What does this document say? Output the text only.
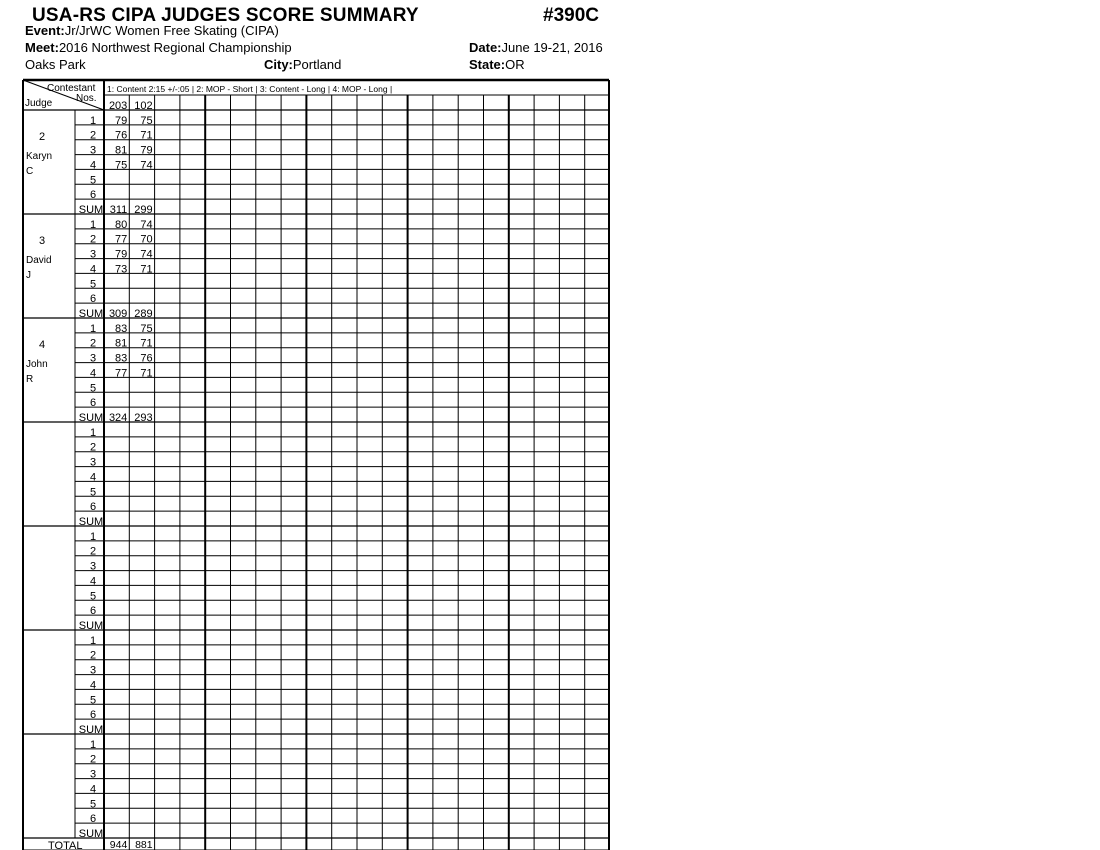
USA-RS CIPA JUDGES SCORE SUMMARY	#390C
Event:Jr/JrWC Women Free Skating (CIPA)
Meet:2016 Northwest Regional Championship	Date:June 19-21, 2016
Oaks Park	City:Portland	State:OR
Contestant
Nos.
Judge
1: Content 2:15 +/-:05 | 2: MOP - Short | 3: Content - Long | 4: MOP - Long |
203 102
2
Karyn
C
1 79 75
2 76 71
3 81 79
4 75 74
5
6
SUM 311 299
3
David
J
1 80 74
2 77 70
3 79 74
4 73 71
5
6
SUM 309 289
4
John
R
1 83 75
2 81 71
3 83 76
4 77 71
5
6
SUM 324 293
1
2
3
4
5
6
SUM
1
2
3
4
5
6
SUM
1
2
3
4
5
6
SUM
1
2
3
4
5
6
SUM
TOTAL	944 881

◇ ◇ ◇ ◇ ◇

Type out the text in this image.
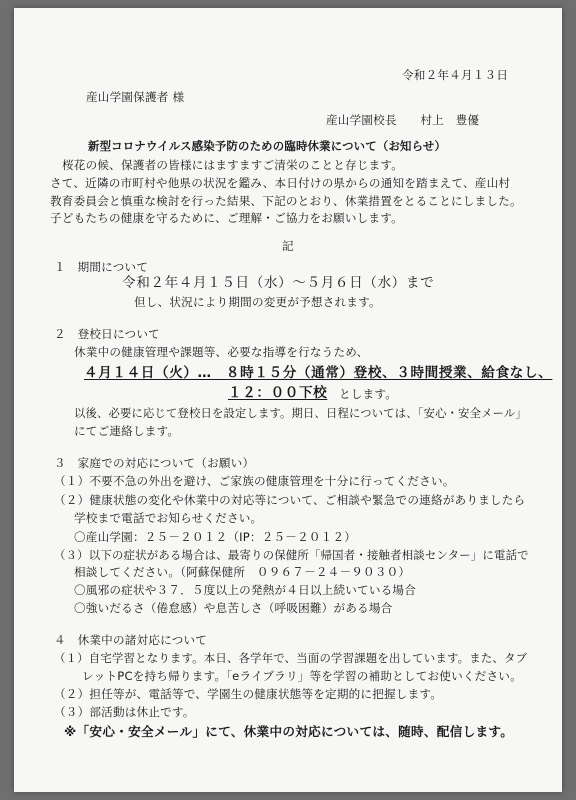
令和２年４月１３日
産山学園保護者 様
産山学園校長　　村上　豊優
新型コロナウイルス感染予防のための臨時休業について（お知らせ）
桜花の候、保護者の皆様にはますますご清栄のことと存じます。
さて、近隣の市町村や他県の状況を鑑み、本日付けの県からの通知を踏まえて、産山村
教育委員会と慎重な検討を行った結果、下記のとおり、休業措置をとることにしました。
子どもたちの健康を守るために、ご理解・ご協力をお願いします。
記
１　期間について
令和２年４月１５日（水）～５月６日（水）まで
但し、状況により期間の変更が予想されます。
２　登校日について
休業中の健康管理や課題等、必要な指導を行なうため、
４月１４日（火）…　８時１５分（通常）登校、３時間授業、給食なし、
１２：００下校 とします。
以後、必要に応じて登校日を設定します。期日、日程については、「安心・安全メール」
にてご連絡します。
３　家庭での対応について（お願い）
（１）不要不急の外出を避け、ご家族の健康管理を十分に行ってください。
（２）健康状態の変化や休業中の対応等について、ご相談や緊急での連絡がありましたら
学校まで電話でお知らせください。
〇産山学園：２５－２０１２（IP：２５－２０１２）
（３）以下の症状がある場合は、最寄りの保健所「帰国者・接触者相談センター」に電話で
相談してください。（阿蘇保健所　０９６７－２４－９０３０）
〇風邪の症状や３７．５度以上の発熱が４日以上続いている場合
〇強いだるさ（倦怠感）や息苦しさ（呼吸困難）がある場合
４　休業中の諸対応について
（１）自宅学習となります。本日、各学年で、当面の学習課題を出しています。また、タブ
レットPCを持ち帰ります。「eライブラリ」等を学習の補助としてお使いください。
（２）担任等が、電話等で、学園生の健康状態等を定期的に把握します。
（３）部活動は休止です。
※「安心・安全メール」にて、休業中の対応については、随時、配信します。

◇ ◇ ◇ ◇ ◇

Give the number of lines in the entries that include the string "this", and nothing more.

◆ **Written solution**: 2